# [YOUR GOAL]
Reproduce all lines of the listing below in which the word "Password" occurs.

# [LISTED ENTRIES]
— Start —

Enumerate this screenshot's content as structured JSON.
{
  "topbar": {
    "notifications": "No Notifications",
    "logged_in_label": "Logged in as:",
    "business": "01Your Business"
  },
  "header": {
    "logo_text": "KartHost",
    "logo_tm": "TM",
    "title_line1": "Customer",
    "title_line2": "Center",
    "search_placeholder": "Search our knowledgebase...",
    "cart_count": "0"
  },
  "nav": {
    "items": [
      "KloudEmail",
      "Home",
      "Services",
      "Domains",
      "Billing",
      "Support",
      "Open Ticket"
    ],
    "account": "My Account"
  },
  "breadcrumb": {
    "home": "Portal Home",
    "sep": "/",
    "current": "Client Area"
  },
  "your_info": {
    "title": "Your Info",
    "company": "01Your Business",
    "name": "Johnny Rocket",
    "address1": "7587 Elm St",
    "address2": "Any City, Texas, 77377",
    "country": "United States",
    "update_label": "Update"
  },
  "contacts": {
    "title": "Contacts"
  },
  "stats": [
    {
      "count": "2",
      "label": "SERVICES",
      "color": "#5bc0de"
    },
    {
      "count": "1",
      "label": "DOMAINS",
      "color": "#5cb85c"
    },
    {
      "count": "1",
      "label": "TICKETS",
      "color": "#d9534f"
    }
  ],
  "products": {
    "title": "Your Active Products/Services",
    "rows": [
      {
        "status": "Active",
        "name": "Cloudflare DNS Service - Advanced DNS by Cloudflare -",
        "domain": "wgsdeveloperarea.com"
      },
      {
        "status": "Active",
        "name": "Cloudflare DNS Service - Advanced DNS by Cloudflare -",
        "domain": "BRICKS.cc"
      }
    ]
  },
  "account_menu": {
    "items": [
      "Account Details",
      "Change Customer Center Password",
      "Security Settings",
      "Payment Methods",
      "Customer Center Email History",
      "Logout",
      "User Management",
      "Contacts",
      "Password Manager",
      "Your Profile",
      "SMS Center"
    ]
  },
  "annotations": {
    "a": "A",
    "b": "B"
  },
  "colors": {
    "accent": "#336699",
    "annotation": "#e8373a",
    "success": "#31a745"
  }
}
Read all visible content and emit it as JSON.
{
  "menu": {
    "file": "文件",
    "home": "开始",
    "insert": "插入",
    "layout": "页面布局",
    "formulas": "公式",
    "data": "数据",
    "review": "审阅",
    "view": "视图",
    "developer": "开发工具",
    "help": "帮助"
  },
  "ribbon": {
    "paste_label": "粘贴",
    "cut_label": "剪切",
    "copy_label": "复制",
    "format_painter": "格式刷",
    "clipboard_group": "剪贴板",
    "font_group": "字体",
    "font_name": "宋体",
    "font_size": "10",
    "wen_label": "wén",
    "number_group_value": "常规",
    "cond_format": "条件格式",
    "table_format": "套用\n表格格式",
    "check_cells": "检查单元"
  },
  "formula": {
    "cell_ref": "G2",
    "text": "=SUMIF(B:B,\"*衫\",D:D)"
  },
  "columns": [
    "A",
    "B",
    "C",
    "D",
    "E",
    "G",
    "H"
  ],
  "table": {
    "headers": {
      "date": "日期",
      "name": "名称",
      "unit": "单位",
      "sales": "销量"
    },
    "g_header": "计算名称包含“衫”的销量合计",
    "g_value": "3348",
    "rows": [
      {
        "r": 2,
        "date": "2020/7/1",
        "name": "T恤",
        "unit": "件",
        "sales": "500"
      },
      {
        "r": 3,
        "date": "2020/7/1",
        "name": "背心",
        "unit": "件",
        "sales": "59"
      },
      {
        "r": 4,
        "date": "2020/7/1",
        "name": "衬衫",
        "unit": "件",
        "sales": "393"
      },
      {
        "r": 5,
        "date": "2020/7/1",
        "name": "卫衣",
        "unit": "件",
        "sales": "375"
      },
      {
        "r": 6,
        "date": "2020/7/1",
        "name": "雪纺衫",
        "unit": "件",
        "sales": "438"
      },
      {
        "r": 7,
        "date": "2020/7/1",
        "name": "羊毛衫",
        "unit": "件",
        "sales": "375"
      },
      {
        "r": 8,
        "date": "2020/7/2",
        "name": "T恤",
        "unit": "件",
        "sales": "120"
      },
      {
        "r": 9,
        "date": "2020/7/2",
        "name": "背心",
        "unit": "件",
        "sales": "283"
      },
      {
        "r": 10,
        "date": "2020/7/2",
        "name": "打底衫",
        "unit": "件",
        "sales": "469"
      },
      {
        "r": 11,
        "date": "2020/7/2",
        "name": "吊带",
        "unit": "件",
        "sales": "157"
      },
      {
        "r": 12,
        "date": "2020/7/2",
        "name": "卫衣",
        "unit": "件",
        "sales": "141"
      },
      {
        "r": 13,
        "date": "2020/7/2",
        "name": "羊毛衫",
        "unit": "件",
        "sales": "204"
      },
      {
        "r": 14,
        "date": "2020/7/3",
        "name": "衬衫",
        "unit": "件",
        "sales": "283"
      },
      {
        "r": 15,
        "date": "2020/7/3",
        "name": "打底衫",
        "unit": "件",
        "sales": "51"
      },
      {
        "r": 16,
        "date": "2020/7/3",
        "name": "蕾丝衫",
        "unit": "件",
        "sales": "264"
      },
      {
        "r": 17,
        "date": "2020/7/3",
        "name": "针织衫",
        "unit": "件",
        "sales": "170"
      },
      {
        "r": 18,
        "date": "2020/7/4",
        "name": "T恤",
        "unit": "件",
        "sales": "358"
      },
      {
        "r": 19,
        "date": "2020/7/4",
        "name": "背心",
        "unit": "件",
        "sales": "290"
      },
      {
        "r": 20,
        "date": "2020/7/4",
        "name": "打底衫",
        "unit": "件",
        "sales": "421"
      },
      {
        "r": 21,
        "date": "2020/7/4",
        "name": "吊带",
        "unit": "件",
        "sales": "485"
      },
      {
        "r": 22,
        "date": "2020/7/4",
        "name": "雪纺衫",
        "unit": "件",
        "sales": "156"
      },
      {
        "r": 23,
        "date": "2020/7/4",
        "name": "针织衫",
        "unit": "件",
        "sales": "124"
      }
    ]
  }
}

— End —

# [OUTPUT OF THE EXERCISE]
      "Change Customer Center Password",
      "Password Manager",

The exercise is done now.